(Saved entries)
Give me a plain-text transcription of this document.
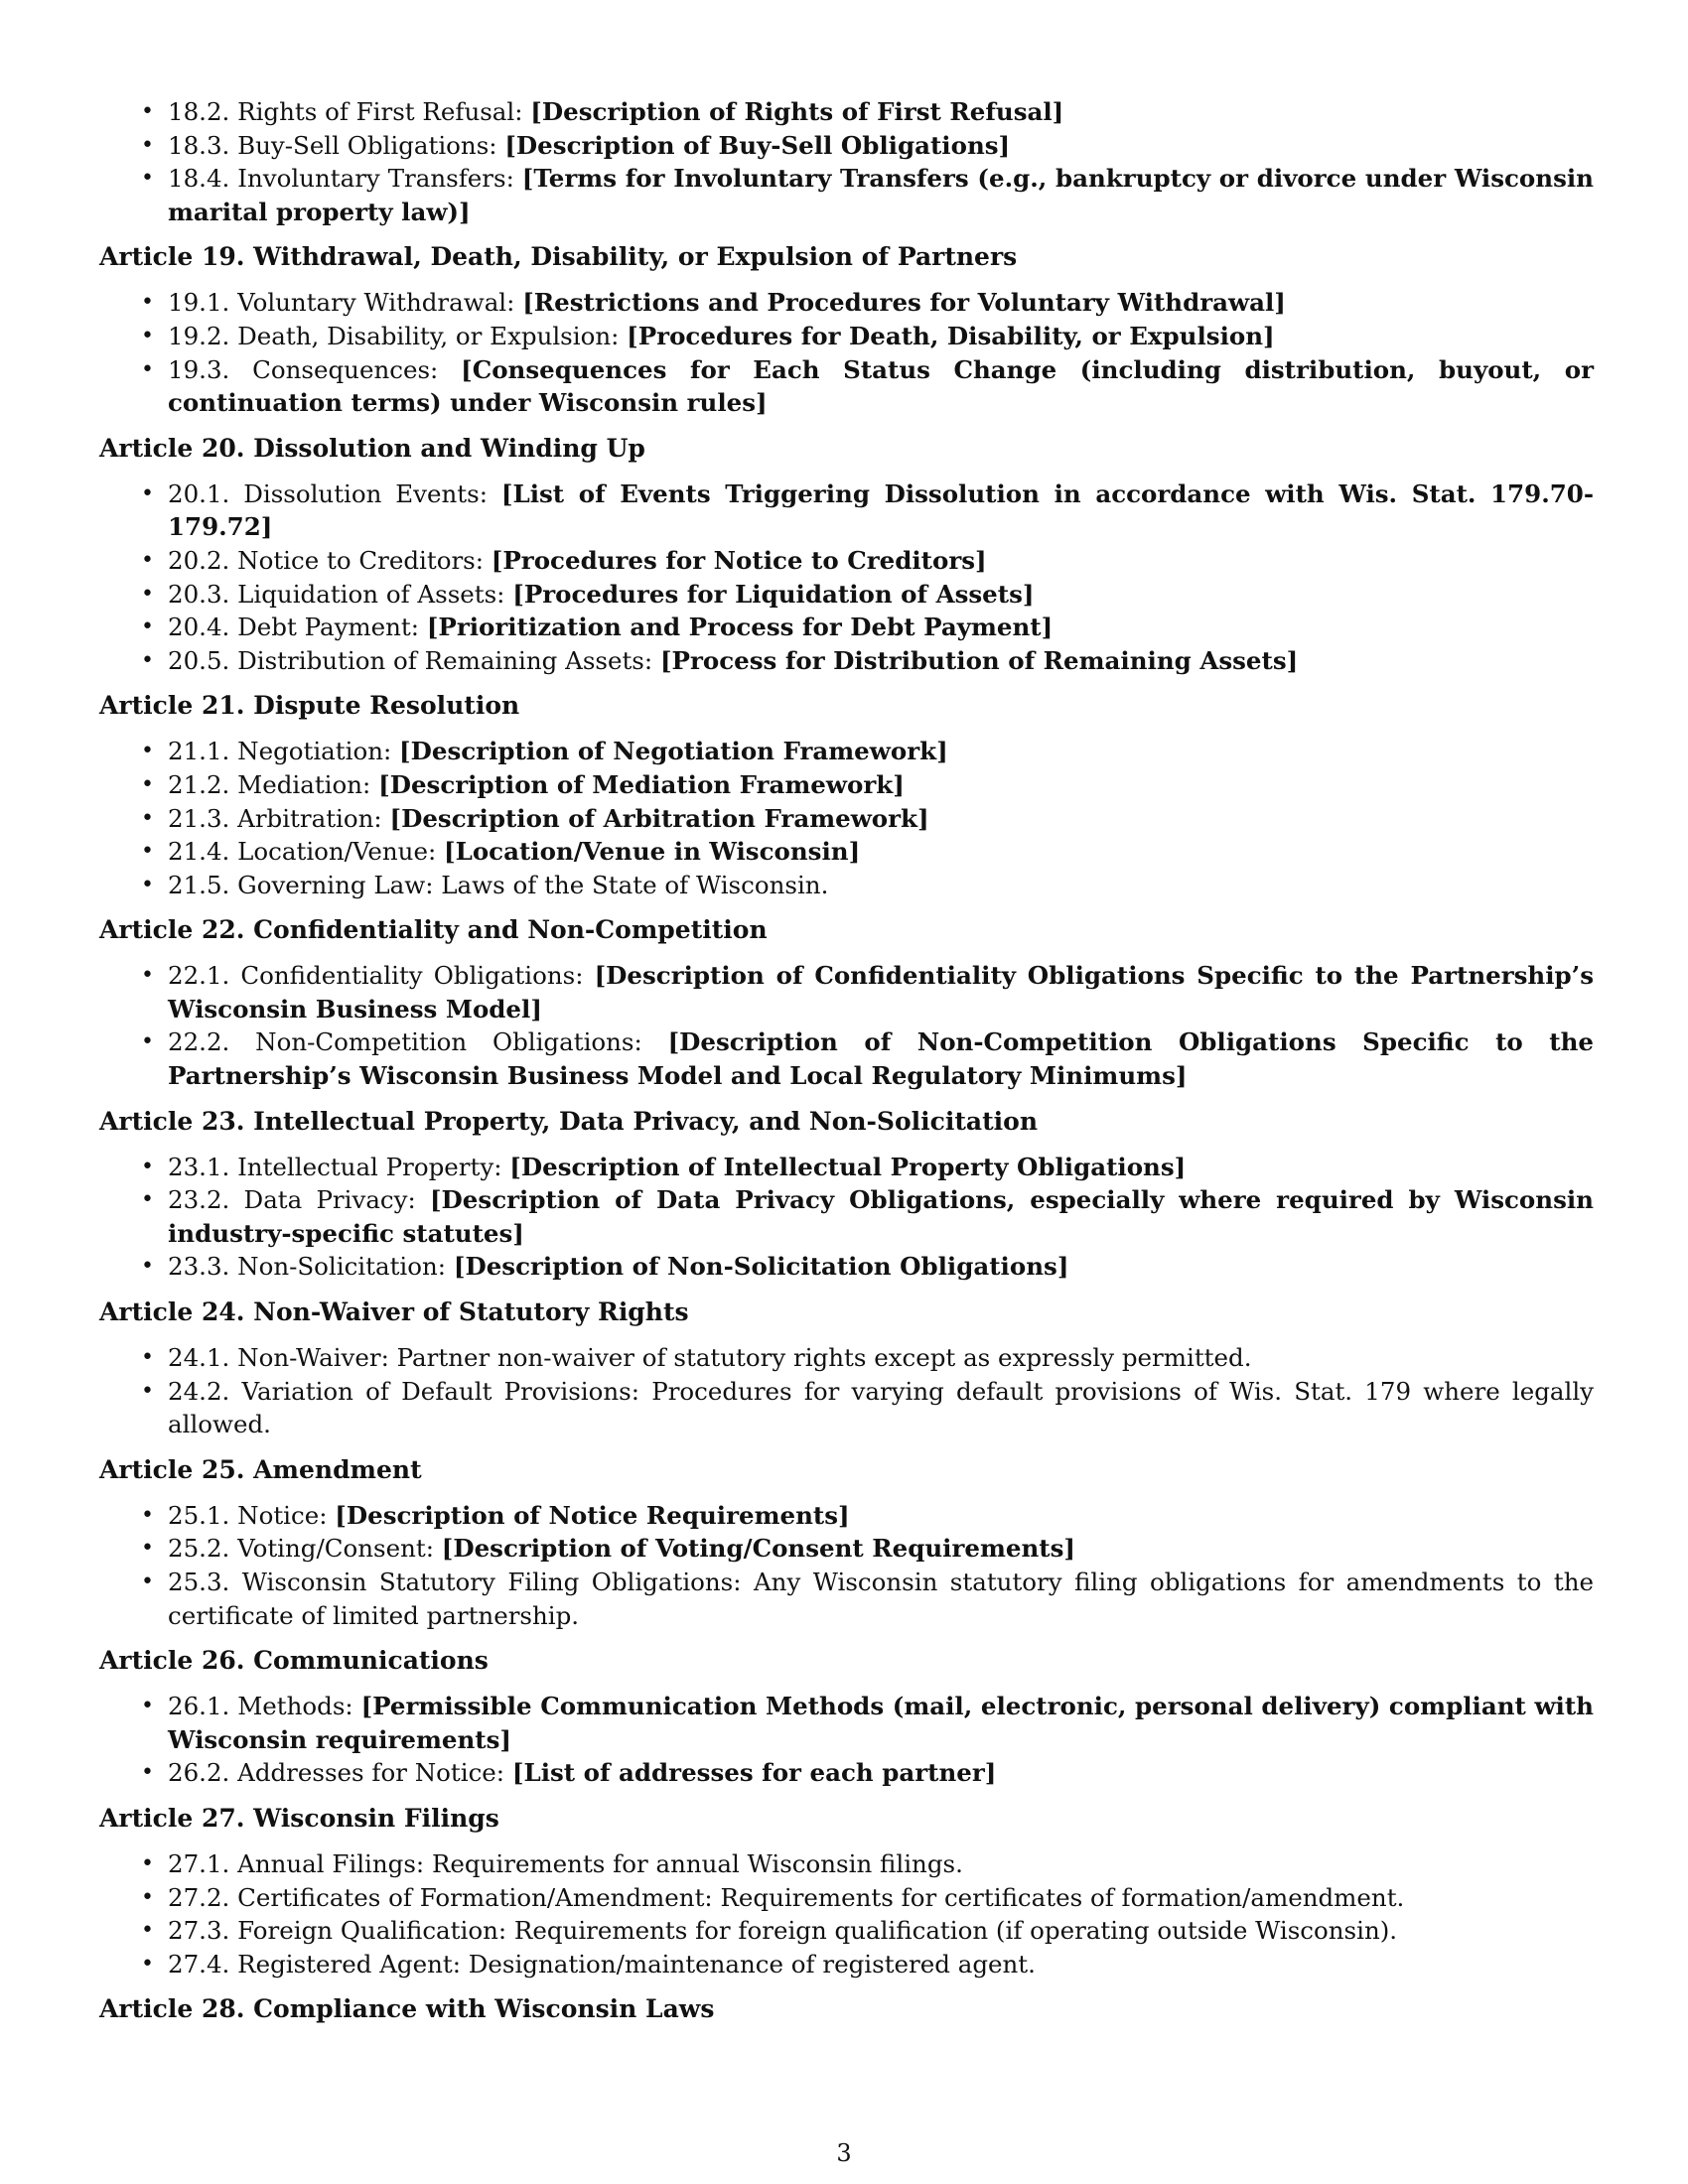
• 18.2. Rights of First Refusal: [Description of Rights of First Refusal]
• 18.3. Buy-Sell Obligations: [Description of Buy-Sell Obligations]
• 18.4. Involuntary Transfers: [Terms for Involuntary Transfers (e.g., bankruptcy or divorce under Wisconsin marital property law)]
Article 19. Withdrawal, Death, Disability, or Expulsion of Partners
• 19.1. Voluntary Withdrawal: [Restrictions and Procedures for Voluntary Withdrawal]
• 19.2. Death, Disability, or Expulsion: [Procedures for Death, Disability, or Expulsion]
• 19.3. Consequences: [Consequences for Each Status Change (including distribution, buyout, or continuation terms) under Wisconsin rules]
Article 20. Dissolution and Winding Up
• 20.1. Dissolution Events: [List of Events Triggering Dissolution in accordance with Wis. Stat. 179.70-179.72]
• 20.2. Notice to Creditors: [Procedures for Notice to Creditors]
• 20.3. Liquidation of Assets: [Procedures for Liquidation of Assets]
• 20.4. Debt Payment: [Prioritization and Process for Debt Payment]
• 20.5. Distribution of Remaining Assets: [Process for Distribution of Remaining Assets]
Article 21. Dispute Resolution
• 21.1. Negotiation: [Description of Negotiation Framework]
• 21.2. Mediation: [Description of Mediation Framework]
• 21.3. Arbitration: [Description of Arbitration Framework]
• 21.4. Location/Venue: [Location/Venue in Wisconsin]
• 21.5. Governing Law: Laws of the State of Wisconsin.
Article 22. Confidentiality and Non-Competition
• 22.1. Confidentiality Obligations: [Description of Confidentiality Obligations Specific to the Partnership’s Wisconsin Business Model]
• 22.2. Non-Competition Obligations: [Description of Non-Competition Obligations Specific to the Partnership’s Wisconsin Business Model and Local Regulatory Minimums]
Article 23. Intellectual Property, Data Privacy, and Non-Solicitation
• 23.1. Intellectual Property: [Description of Intellectual Property Obligations]
• 23.2. Data Privacy: [Description of Data Privacy Obligations, especially where required by Wisconsin industry-specific statutes]
• 23.3. Non-Solicitation: [Description of Non-Solicitation Obligations]
Article 24. Non-Waiver of Statutory Rights
• 24.1. Non-Waiver: Partner non-waiver of statutory rights except as expressly permitted.
• 24.2. Variation of Default Provisions: Procedures for varying default provisions of Wis. Stat. 179 where legally allowed.
Article 25. Amendment
• 25.1. Notice: [Description of Notice Requirements]
• 25.2. Voting/Consent: [Description of Voting/Consent Requirements]
• 25.3. Wisconsin Statutory Filing Obligations: Any Wisconsin statutory filing obligations for amendments to the certificate of limited partnership.
Article 26. Communications
• 26.1. Methods: [Permissible Communication Methods (mail, electronic, personal delivery) compliant with Wisconsin requirements]
• 26.2. Addresses for Notice: [List of addresses for each partner]
Article 27. Wisconsin Filings
• 27.1. Annual Filings: Requirements for annual Wisconsin filings.
• 27.2. Certificates of Formation/Amendment: Requirements for certificates of formation/amendment.
• 27.3. Foreign Qualification: Requirements for foreign qualification (if operating outside Wisconsin).
• 27.4. Registered Agent: Designation/maintenance of registered agent.
Article 28. Compliance with Wisconsin Laws
3
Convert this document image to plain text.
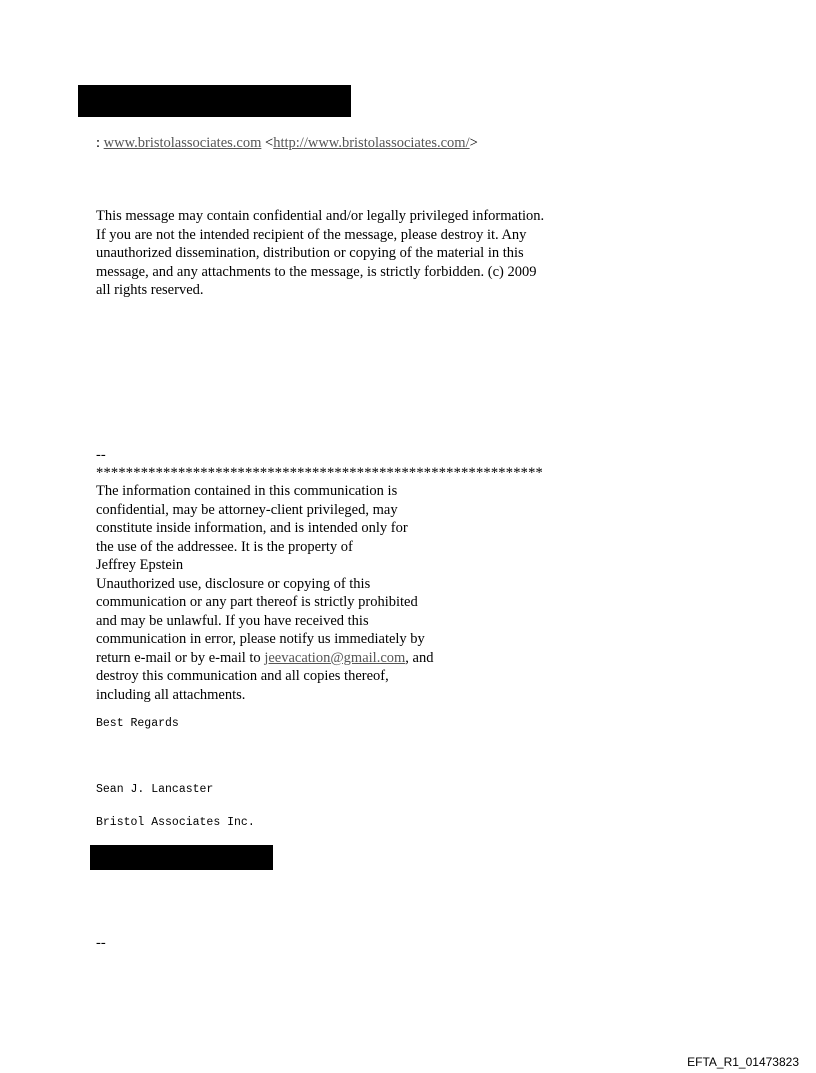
: www.bristolassociates.com <http://www.bristolassociates.com/>
This message may contain confidential and/or legally privileged information.
If you are not the intended recipient of the message, please destroy it. Any
unauthorized dissemination, distribution or copying of the material in this
message, and any attachments to the message, is strictly forbidden. (c) 2009
all rights reserved.
--
************************************************************
The information contained in this communication is
confidential, may be attorney-client privileged, may
constitute inside information, and is intended only for
the use of the addressee. It is the property of
Jeffrey Epstein
Unauthorized use, disclosure or copying of this
communication or any part thereof is strictly prohibited
and may be unlawful. If you have received this
communication in error, please notify us immediately by
return e-mail or by e-mail to jeevacation@gmail.com, and
destroy this communication and all copies thereof,
including all attachments.
Best Regards
Sean J. Lancaster
Bristol Associates Inc.
--
EFTA_R1_01473823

Exercise instructions
Every line of the data should be copied as it stands, without the images.

Final result
Give me a plain-text transcription of this document.
• 18.2. Rights of First Refusal: [Description of Rights of First Refusal]
• 18.3. Buy-Sell Obligations: [Description of Buy-Sell Obligations]
• 18.4. Involuntary Transfers: [Terms for Involuntary Transfers (e.g., bankruptcy or divorce under Wisconsin marital property law)]
Article 19. Withdrawal, Death, Disability, or Expulsion of Partners
• 19.1. Voluntary Withdrawal: [Restrictions and Procedures for Voluntary Withdrawal]
• 19.2. Death, Disability, or Expulsion: [Procedures for Death, Disability, or Expulsion]
• 19.3. Consequences: [Consequences for Each Status Change (including distribution, buyout, or continuation terms) under Wisconsin rules]
Article 20. Dissolution and Winding Up
• 20.1. Dissolution Events: [List of Events Triggering Dissolution in accordance with Wis. Stat. 179.70-179.72]
• 20.2. Notice to Creditors: [Procedures for Notice to Creditors]
• 20.3. Liquidation of Assets: [Procedures for Liquidation of Assets]
• 20.4. Debt Payment: [Prioritization and Process for Debt Payment]
• 20.5. Distribution of Remaining Assets: [Process for Distribution of Remaining Assets]
Article 21. Dispute Resolution
• 21.1. Negotiation: [Description of Negotiation Framework]
• 21.2. Mediation: [Description of Mediation Framework]
• 21.3. Arbitration: [Description of Arbitration Framework]
• 21.4. Location/Venue: [Location/Venue in Wisconsin]
• 21.5. Governing Law: Laws of the State of Wisconsin.
Article 22. Confidentiality and Non-Competition
• 22.1. Confidentiality Obligations: [Description of Confidentiality Obligations Specific to the Partnership’s Wisconsin Business Model]
• 22.2. Non-Competition Obligations: [Description of Non-Competition Obligations Specific to the Partnership’s Wisconsin Business Model and Local Regulatory Minimums]
Article 23. Intellectual Property, Data Privacy, and Non-Solicitation
• 23.1. Intellectual Property: [Description of Intellectual Property Obligations]
• 23.2. Data Privacy: [Description of Data Privacy Obligations, especially where required by Wisconsin industry-specific statutes]
• 23.3. Non-Solicitation: [Description of Non-Solicitation Obligations]
Article 24. Non-Waiver of Statutory Rights
• 24.1. Non-Waiver: Partner non-waiver of statutory rights except as expressly permitted.
• 24.2. Variation of Default Provisions: Procedures for varying default provisions of Wis. Stat. 179 where legally allowed.
Article 25. Amendment
• 25.1. Notice: [Description of Notice Requirements]
• 25.2. Voting/Consent: [Description of Voting/Consent Requirements]
• 25.3. Wisconsin Statutory Filing Obligations: Any Wisconsin statutory filing obligations for amendments to the certificate of limited partnership.
Article 26. Communications
• 26.1. Methods: [Permissible Communication Methods (mail, electronic, personal delivery) compliant with Wisconsin requirements]
• 26.2. Addresses for Notice: [List of addresses for each partner]
Article 27. Wisconsin Filings
• 27.1. Annual Filings: Requirements for annual Wisconsin filings.
• 27.2. Certificates of Formation/Amendment: Requirements for certificates of formation/amendment.
• 27.3. Foreign Qualification: Requirements for foreign qualification (if operating outside Wisconsin).
• 27.4. Registered Agent: Designation/maintenance of registered agent.
Article 28. Compliance with Wisconsin Laws
3
Convert this document image to plain text.
: www.bristolassociates.com <http://www.bristolassociates.com/>
This message may contain confidential and/or legally privileged information.
If you are not the intended recipient of the message, please destroy it. Any
unauthorized dissemination, distribution or copying of the material in this
message, and any attachments to the message, is strictly forbidden. (c) 2009
all rights reserved.
--
************************************************************
The information contained in this communication is
confidential, may be attorney-client privileged, may
constitute inside information, and is intended only for
the use of the addressee. It is the property of
Jeffrey Epstein
Unauthorized use, disclosure or copying of this
communication or any part thereof is strictly prohibited
and may be unlawful. If you have received this
communication in error, please notify us immediately by
return e-mail or by e-mail to jeevacation@gmail.com, and
destroy this communication and all copies thereof,
including all attachments.
Best Regards
Sean J. Lancaster
Bristol Associates Inc.
--
EFTA_R1_01473823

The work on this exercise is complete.